**Dataset excerpt**
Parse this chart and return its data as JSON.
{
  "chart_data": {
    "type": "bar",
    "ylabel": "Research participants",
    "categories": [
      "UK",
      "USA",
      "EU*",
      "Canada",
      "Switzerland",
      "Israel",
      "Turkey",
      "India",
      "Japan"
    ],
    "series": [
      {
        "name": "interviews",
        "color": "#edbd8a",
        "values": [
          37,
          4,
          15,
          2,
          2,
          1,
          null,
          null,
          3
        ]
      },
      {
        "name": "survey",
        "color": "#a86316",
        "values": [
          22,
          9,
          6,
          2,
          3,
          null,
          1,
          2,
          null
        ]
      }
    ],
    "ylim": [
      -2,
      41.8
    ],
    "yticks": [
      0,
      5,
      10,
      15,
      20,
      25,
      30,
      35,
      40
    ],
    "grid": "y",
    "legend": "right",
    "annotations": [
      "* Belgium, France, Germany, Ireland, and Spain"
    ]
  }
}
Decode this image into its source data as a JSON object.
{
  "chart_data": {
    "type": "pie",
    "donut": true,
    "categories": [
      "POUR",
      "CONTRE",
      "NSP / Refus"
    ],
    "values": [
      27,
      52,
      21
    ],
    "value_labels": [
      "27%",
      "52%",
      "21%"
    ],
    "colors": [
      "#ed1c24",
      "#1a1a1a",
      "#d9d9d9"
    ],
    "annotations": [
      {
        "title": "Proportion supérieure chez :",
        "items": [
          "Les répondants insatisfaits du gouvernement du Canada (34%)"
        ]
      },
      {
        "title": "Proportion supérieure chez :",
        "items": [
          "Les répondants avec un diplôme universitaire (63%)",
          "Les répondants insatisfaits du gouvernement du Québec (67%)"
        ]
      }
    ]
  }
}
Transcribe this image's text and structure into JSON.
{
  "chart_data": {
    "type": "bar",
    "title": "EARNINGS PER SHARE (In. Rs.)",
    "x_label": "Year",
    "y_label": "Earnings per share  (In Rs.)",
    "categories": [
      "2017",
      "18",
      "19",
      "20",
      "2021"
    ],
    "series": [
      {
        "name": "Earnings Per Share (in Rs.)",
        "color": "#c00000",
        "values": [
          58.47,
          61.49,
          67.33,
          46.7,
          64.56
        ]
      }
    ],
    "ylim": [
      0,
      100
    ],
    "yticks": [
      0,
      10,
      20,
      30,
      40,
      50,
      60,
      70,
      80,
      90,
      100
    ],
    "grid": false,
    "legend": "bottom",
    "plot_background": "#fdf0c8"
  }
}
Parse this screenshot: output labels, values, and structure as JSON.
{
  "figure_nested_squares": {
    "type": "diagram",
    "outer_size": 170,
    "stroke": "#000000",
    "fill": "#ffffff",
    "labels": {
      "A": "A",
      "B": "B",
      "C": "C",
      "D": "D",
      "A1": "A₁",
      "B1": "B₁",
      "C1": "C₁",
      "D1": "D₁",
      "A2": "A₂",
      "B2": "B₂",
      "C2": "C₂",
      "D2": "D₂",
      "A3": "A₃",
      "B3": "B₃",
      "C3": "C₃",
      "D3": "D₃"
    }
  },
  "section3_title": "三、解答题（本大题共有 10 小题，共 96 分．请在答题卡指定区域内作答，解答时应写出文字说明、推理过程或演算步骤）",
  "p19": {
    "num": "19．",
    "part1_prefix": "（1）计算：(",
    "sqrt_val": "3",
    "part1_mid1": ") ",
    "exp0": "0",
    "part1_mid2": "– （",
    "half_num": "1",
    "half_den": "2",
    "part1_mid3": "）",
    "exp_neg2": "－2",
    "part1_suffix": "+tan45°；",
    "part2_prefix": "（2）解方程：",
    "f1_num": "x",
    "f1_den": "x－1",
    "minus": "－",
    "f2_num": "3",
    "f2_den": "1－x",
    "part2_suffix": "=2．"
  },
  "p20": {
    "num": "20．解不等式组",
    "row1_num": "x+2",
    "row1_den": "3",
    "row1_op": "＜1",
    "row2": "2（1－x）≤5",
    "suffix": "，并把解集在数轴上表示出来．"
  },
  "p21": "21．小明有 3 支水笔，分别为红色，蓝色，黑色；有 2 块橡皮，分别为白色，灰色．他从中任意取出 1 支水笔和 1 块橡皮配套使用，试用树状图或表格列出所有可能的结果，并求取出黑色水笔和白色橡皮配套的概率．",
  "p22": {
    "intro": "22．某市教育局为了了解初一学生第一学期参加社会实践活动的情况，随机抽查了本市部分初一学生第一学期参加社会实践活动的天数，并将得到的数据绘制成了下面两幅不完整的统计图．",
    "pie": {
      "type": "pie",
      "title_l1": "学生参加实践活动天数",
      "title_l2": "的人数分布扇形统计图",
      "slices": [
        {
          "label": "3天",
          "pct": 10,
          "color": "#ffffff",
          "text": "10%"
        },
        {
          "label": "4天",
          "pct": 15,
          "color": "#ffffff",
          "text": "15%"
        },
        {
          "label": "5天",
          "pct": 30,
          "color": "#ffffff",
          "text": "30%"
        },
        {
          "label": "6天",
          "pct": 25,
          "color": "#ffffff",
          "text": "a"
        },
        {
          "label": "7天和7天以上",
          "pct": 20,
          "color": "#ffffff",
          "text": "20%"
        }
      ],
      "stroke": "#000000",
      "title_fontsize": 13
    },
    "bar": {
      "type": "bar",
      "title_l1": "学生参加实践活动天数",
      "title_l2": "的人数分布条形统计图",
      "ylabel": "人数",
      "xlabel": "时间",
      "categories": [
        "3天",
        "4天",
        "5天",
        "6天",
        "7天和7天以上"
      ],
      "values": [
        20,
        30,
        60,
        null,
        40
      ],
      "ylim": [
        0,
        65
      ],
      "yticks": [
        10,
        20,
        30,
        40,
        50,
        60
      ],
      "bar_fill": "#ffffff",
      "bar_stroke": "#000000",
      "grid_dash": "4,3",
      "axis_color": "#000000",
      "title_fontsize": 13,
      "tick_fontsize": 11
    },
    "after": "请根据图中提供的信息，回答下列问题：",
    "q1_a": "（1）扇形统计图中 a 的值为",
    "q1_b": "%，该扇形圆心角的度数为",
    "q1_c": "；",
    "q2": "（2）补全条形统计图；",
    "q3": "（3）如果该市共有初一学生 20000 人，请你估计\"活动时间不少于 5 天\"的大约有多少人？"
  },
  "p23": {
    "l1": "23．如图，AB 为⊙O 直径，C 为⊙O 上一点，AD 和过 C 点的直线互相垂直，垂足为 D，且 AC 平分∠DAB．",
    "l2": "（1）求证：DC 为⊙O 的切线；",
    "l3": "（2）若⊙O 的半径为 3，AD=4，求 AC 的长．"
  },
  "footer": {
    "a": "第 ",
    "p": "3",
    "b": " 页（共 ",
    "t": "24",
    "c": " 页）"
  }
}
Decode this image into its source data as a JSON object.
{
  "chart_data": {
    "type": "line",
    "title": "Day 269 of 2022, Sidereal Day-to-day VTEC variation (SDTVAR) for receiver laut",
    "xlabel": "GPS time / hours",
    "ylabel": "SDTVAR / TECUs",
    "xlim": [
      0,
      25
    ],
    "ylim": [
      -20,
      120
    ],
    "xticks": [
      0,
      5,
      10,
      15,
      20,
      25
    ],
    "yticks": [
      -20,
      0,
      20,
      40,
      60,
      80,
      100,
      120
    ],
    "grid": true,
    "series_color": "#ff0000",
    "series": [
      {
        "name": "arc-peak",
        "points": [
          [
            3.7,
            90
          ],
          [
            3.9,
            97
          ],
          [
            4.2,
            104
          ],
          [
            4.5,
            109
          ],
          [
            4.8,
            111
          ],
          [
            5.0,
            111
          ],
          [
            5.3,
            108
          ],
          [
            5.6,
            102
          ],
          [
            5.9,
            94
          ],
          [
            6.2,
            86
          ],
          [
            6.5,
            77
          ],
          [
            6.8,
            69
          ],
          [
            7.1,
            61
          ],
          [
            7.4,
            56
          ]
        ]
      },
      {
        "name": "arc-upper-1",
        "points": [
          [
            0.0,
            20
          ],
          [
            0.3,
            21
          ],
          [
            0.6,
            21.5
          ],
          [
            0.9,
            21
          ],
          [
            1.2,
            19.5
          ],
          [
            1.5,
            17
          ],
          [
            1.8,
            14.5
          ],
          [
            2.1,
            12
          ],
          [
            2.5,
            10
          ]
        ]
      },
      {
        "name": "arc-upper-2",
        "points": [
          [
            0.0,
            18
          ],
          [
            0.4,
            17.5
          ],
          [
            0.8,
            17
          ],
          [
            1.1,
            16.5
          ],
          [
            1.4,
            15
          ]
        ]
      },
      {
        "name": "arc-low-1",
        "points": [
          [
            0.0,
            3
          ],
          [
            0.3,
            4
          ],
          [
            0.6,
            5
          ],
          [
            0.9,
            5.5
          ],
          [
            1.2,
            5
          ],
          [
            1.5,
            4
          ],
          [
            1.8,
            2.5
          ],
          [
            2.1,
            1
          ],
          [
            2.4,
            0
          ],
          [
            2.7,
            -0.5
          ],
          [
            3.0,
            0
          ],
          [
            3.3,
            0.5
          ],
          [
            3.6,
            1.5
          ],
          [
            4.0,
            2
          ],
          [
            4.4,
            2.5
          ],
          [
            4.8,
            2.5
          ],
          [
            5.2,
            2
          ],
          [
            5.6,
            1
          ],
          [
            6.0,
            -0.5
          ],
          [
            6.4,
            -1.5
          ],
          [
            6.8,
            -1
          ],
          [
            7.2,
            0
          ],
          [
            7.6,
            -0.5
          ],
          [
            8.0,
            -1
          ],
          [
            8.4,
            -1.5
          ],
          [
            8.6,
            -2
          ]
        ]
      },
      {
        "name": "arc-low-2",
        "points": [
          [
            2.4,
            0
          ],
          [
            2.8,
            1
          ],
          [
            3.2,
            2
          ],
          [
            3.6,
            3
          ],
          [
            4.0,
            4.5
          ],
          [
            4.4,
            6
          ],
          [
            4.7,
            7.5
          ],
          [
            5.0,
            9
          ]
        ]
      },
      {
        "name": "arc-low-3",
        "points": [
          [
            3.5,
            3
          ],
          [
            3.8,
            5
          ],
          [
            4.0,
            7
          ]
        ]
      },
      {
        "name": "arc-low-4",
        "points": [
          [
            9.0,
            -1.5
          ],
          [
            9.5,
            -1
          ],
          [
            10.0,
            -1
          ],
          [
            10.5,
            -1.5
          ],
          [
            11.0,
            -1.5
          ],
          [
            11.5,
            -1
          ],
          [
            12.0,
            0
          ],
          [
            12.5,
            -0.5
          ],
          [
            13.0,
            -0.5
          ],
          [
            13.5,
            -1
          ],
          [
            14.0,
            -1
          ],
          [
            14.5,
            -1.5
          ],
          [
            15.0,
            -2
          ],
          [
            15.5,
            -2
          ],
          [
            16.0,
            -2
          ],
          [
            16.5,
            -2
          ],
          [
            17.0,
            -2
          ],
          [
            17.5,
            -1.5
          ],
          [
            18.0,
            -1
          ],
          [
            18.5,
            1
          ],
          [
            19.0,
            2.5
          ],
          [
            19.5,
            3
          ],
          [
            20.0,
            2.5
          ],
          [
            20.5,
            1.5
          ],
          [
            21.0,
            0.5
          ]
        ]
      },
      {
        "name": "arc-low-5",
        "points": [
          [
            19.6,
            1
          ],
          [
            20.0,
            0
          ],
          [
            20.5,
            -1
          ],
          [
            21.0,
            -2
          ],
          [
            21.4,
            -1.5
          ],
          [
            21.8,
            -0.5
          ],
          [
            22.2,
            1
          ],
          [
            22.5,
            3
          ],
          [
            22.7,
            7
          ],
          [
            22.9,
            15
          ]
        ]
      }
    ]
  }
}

**PROBLEM REQUIREMENTS**
Gather all lines where the word "Canada" appears.

**IN RESPONSE**
      "Canada",
          "Les répondants insatisfaits du gouvernement du Canada (34%)"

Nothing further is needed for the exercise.